▸ **Short problem**
Copy all the data exactly, except the pictures.

···

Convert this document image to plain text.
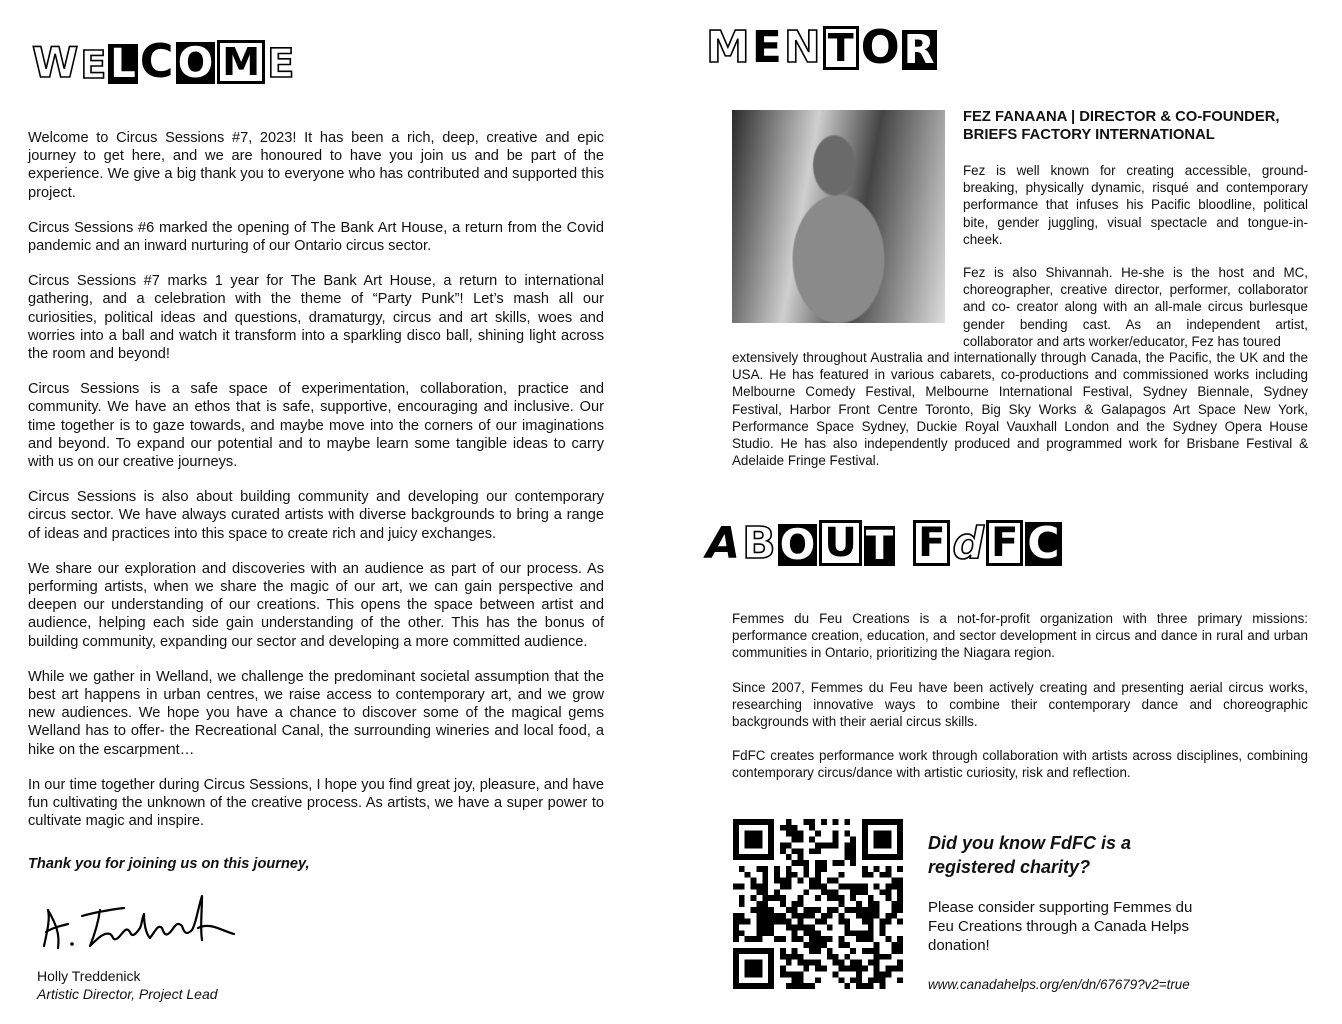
W E L C O M E

Welcome to Circus Sessions #7, 2023! It has been a rich, deep, creative and epic journey to get here, and we are honoured to have you join us and be part of the experience. We give a big thank you to everyone who has contributed and supported this project.

Circus Sessions #6 marked the opening of The Bank Art House, a return from the Covid pandemic and an inward nurturing of our Ontario circus sector.

Circus Sessions #7 marks 1 year for The Bank Art House, a return to international gathering, and a celebration with the theme of “Party Punk”! Let’s mash all our curiosities, political ideas and questions, dramaturgy, circus and art skills, woes and worries into a ball and watch it transform into a sparkling disco ball, shining light across the room and beyond!

Circus Sessions is a safe space of experimentation, collaboration, practice and community. We have an ethos that is safe, supportive, encouraging and inclusive. Our time together is to gaze towards, and maybe move into the corners of our imaginations and beyond. To expand our potential and to maybe learn some tangible ideas to carry with us on our creative journeys.

Circus Sessions is also about building community and developing our contemporary circus sector. We have always curated artists with diverse backgrounds to bring a range of ideas and practices into this space to create rich and juicy exchanges.

We share our exploration and discoveries with an audience as part of our process. As performing artists, when we share the magic of our art, we can gain perspective and deepen our understanding of our creations. This opens the space between artist and audience, helping each side gain understanding of the other. This has the bonus of building community, expanding our sector and developing a more committed audience.

While we gather in Welland, we challenge the predominant societal assumption that the best art happens in urban centres, we raise access to contemporary art, and we grow new audiences. We hope you have a chance to discover some of the magical gems Welland has to offer- the Recreational Canal, the surrounding wineries and local food, a hike on the escarpment…

In our time together during Circus Sessions, I hope you find great joy, pleasure, and have fun cultivating the unknown of the creative process. As artists, we have a super power to cultivate magic and inspire.

Thank you for joining us on this journey,
Holly Treddenick
Artistic Director, Project Lead
M E N T O R
FEZ FANAANA | DIRECTOR & CO-FOUNDER, BRIEFS FACTORY INTERNATIONAL

Fez is well known for creating accessible, ground-breaking, physically dynamic, risqué and contemporary performance that infuses his Pacific bloodline, political bite, gender juggling, visual spectacle and tongue-in-cheek.

Fez is also Shivannah. He-she is the host and MC, choreographer, creative director, performer, collaborator and co- creator along with an all-male circus burlesque gender bending cast. As an independent artist, collaborator and arts worker/educator, Fez has toured

extensively throughout Australia and internationally through Canada, the Pacific, the UK and the USA. He has featured in various cabarets, co-productions and commissioned works including Melbourne Comedy Festival, Melbourne International Festival, Sydney Biennale, Sydney Festival, Harbor Front Centre Toronto, Big Sky Works & Galapagos Art Space New York, Performance Space Sydney, Duckie Royal Vauxhall London and the Sydney Opera House Studio. He has also independently produced and programmed work for Brisbane Festival & Adelaide Fringe Festival.

A B O U T F d F C

Femmes du Feu Creations is a not-for-profit organization with three primary missions: performance creation, education, and sector development in circus and dance in rural and urban communities in Ontario, prioritizing the Niagara region.

Since 2007, Femmes du Feu have been actively creating and presenting aerial circus works, researching innovative ways to combine their contemporary dance and choreographic backgrounds with their aerial circus skills.

FdFC creates performance work through collaboration with artists across disciplines, combining contemporary circus/dance with artistic curiosity, risk and reflection.

Did you know FdFC is a registered charity?
Please consider supporting Femmes du Feu Creations through a Canada Helps donation!
www.canadahelps.org/en/dn/67679?v2=true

···

▸ **Written response**
Convert this document image to plain text.
W E L C O M E

Welcome to Circus Sessions #7, 2023! It has been a rich, deep, creative and epic journey to get here, and we are honoured to have you join us and be part of the experience. We give a big thank you to everyone who has contributed and supported this project.

Circus Sessions #6 marked the opening of The Bank Art House, a return from the Covid pandemic and an inward nurturing of our Ontario circus sector.

Circus Sessions #7 marks 1 year for The Bank Art House, a return to international gathering, and a celebration with the theme of “Party Punk”! Let’s mash all our curiosities, political ideas and questions, dramaturgy, circus and art skills, woes and worries into a ball and watch it transform into a sparkling disco ball, shining light across the room and beyond!

Circus Sessions is a safe space of experimentation, collaboration, practice and community. We have an ethos that is safe, supportive, encouraging and inclusive. Our time together is to gaze towards, and maybe move into the corners of our imaginations and beyond. To expand our potential and to maybe learn some tangible ideas to carry with us on our creative journeys.

Circus Sessions is also about building community and developing our contemporary circus sector. We have always curated artists with diverse backgrounds to bring a range of ideas and practices into this space to create rich and juicy exchanges.

We share our exploration and discoveries with an audience as part of our process. As performing artists, when we share the magic of our art, we can gain perspective and deepen our understanding of our creations. This opens the space between artist and audience, helping each side gain understanding of the other. This has the bonus of building community, expanding our sector and developing a more committed audience.

While we gather in Welland, we challenge the predominant societal assumption that the best art happens in urban centres, we raise access to contemporary art, and we grow new audiences. We hope you have a chance to discover some of the magical gems Welland has to offer- the Recreational Canal, the surrounding wineries and local food, a hike on the escarpment…

In our time together during Circus Sessions, I hope you find great joy, pleasure, and have fun cultivating the unknown of the creative process. As artists, we have a super power to cultivate magic and inspire.

Thank you for joining us on this journey,
Holly Treddenick
Artistic Director, Project Lead
M E N T O R
FEZ FANAANA | DIRECTOR & CO-FOUNDER, BRIEFS FACTORY INTERNATIONAL

Fez is well known for creating accessible, ground-breaking, physically dynamic, risqué and contemporary performance that infuses his Pacific bloodline, political bite, gender juggling, visual spectacle and tongue-in-cheek.

Fez is also Shivannah. He-she is the host and MC, choreographer, creative director, performer, collaborator and co- creator along with an all-male circus burlesque gender bending cast. As an independent artist, collaborator and arts worker/educator, Fez has toured

extensively throughout Australia and internationally through Canada, the Pacific, the UK and the USA. He has featured in various cabarets, co-productions and commissioned works including Melbourne Comedy Festival, Melbourne International Festival, Sydney Biennale, Sydney Festival, Harbor Front Centre Toronto, Big Sky Works & Galapagos Art Space New York, Performance Space Sydney, Duckie Royal Vauxhall London and the Sydney Opera House Studio. He has also independently produced and programmed work for Brisbane Festival & Adelaide Fringe Festival.

A B O U T F d F C

Femmes du Feu Creations is a not-for-profit organization with three primary missions: performance creation, education, and sector development in circus and dance in rural and urban communities in Ontario, prioritizing the Niagara region.

Since 2007, Femmes du Feu have been actively creating and presenting aerial circus works, researching innovative ways to combine their contemporary dance and choreographic backgrounds with their aerial circus skills.

FdFC creates performance work through collaboration with artists across disciplines, combining contemporary circus/dance with artistic curiosity, risk and reflection.

Did you know FdFC is a registered charity?
Please consider supporting Femmes du Feu Creations through a Canada Helps donation!
www.canadahelps.org/en/dn/67679?v2=true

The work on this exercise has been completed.